Written problem
Output the entries below exactly as written, omitting pictures.

Records for the exercise
%%

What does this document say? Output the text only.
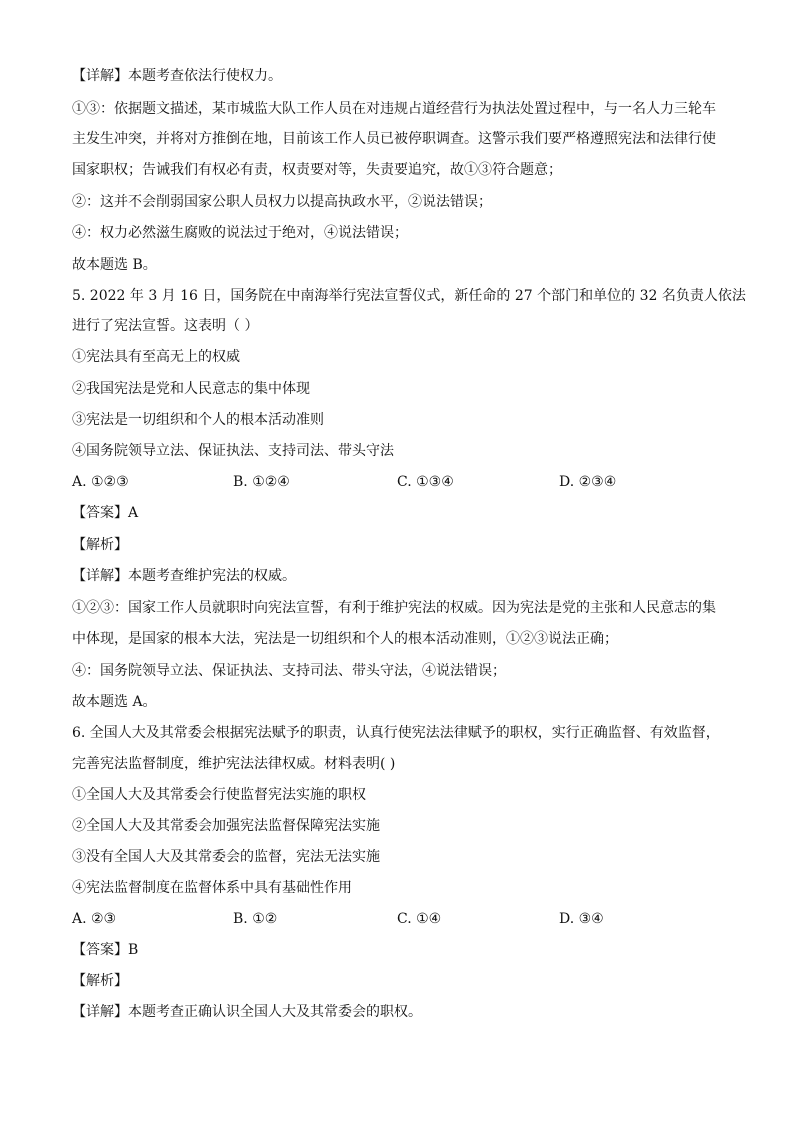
【详解】本题考查依法行使权力。
①③：依据题文描述，某市城监大队工作人员在对违规占道经营行为执法处置过程中，与一名人力三轮车
主发生冲突，并将对方推倒在地，目前该工作人员已被停职调查。这警示我们要严格遵照宪法和法律行使
国家职权；告诫我们有权必有责，权责要对等，失责要追究，故①③符合题意；
②：这并不会削弱国家公职人员权力以提高执政水平，②说法错误；
④：权力必然滋生腐败的说法过于绝对，④说法错误；
故本题选 B。
5. 2022 年 3 月 16 日，国务院在中南海举行宪法宣誓仪式，新任命的 27 个部门和单位的 32 名负责人依法
进行了宪法宣誓。这表明（ ）
①宪法具有至高无上的权威
②我国宪法是党和人民意志的集中体现
③宪法是一切组织和个人的根本活动准则
④国务院领导立法、保证执法、支持司法、带头守法
A. ①②③	B. ①②④	C. ①③④	D. ②③④
【答案】A
【解析】
【详解】本题考查维护宪法的权威。
①②③：国家工作人员就职时向宪法宣誓，有利于维护宪法的权威。因为宪法是党的主张和人民意志的集
中体现，是国家的根本大法，宪法是一切组织和个人的根本活动准则，①②③说法正确；
④：国务院领导立法、保证执法、支持司法、带头守法，④说法错误；
故本题选 A。
6. 全国人大及其常委会根据宪法赋予的职责，认真行使宪法法律赋予的职权，实行正确监督、有效监督，
完善宪法监督制度，维护宪法法律权威。材料表明( )
①全国人大及其常委会行使监督宪法实施的职权
②全国人大及其常委会加强宪法监督保障宪法实施
③没有全国人大及其常委会的监督，宪法无法实施
④宪法监督制度在监督体系中具有基础性作用
A. ②③	B. ①②	C. ①④	D. ③④
【答案】B
【解析】
【详解】本题考查正确认识全国人大及其常委会的职权。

%%

Task output
What does this document say? Output the text only.
【详解】本题考查依法行使权力。
①③：依据题文描述，某市城监大队工作人员在对违规占道经营行为执法处置过程中，与一名人力三轮车
主发生冲突，并将对方推倒在地，目前该工作人员已被停职调查。这警示我们要严格遵照宪法和法律行使
国家职权；告诫我们有权必有责，权责要对等，失责要追究，故①③符合题意；
②：这并不会削弱国家公职人员权力以提高执政水平，②说法错误；
④：权力必然滋生腐败的说法过于绝对，④说法错误；
故本题选 B。
5. 2022 年 3 月 16 日，国务院在中南海举行宪法宣誓仪式，新任命的 27 个部门和单位的 32 名负责人依法
进行了宪法宣誓。这表明（ ）
①宪法具有至高无上的权威
②我国宪法是党和人民意志的集中体现
③宪法是一切组织和个人的根本活动准则
④国务院领导立法、保证执法、支持司法、带头守法
A. ①②③	B. ①②④	C. ①③④	D. ②③④
【答案】A
【解析】
【详解】本题考查维护宪法的权威。
①②③：国家工作人员就职时向宪法宣誓，有利于维护宪法的权威。因为宪法是党的主张和人民意志的集
中体现，是国家的根本大法，宪法是一切组织和个人的根本活动准则，①②③说法正确；
④：国务院领导立法、保证执法、支持司法、带头守法，④说法错误；
故本题选 A。
6. 全国人大及其常委会根据宪法赋予的职责，认真行使宪法法律赋予的职权，实行正确监督、有效监督，
完善宪法监督制度，维护宪法法律权威。材料表明( )
①全国人大及其常委会行使监督宪法实施的职权
②全国人大及其常委会加强宪法监督保障宪法实施
③没有全国人大及其常委会的监督，宪法无法实施
④宪法监督制度在监督体系中具有基础性作用
A. ②③	B. ①②	C. ①④	D. ③④
【答案】B
【解析】
【详解】本题考查正确认识全国人大及其常委会的职权。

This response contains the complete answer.